Dataset entries on figures:
┌──

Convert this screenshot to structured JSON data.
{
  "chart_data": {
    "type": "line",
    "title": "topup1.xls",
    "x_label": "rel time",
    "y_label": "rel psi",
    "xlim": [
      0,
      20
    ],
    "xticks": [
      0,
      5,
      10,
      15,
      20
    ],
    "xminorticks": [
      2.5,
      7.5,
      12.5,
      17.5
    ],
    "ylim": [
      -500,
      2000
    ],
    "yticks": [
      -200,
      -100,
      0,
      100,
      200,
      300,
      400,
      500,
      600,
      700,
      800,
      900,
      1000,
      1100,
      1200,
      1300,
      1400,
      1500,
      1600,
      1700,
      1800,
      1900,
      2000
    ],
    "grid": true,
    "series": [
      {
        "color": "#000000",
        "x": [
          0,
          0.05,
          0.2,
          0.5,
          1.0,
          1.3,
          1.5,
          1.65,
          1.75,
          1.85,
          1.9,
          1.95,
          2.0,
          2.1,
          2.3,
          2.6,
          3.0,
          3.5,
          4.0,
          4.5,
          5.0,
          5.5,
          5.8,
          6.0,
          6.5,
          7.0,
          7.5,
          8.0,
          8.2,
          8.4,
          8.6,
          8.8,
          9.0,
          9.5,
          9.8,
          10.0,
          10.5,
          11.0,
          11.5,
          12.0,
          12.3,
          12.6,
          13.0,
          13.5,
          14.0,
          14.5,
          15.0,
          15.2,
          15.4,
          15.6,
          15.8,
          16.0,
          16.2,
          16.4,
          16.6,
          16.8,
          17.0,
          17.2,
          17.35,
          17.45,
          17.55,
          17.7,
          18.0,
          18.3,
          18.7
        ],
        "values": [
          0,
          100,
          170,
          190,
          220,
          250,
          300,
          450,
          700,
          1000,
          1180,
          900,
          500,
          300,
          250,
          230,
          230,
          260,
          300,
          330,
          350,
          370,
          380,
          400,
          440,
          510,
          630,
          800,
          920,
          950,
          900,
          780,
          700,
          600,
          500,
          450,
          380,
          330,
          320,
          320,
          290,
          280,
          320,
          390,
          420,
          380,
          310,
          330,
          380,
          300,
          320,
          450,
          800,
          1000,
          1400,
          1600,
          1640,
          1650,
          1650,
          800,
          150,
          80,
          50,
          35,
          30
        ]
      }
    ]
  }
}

└──
┌──

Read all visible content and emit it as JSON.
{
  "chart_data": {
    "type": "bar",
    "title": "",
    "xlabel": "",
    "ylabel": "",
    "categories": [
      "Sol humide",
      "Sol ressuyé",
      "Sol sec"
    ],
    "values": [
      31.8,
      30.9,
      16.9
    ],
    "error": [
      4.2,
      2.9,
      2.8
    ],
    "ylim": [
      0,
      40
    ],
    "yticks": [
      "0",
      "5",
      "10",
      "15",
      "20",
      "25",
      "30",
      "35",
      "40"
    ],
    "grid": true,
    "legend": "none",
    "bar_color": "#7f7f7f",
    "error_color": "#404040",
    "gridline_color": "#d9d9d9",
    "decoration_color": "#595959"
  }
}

└──

- _Exercise description_
Return each line in the records that holds the string "JSON".

- _Completed exercise_
Convert this screenshot to structured JSON data.
Read all visible content and emit it as JSON.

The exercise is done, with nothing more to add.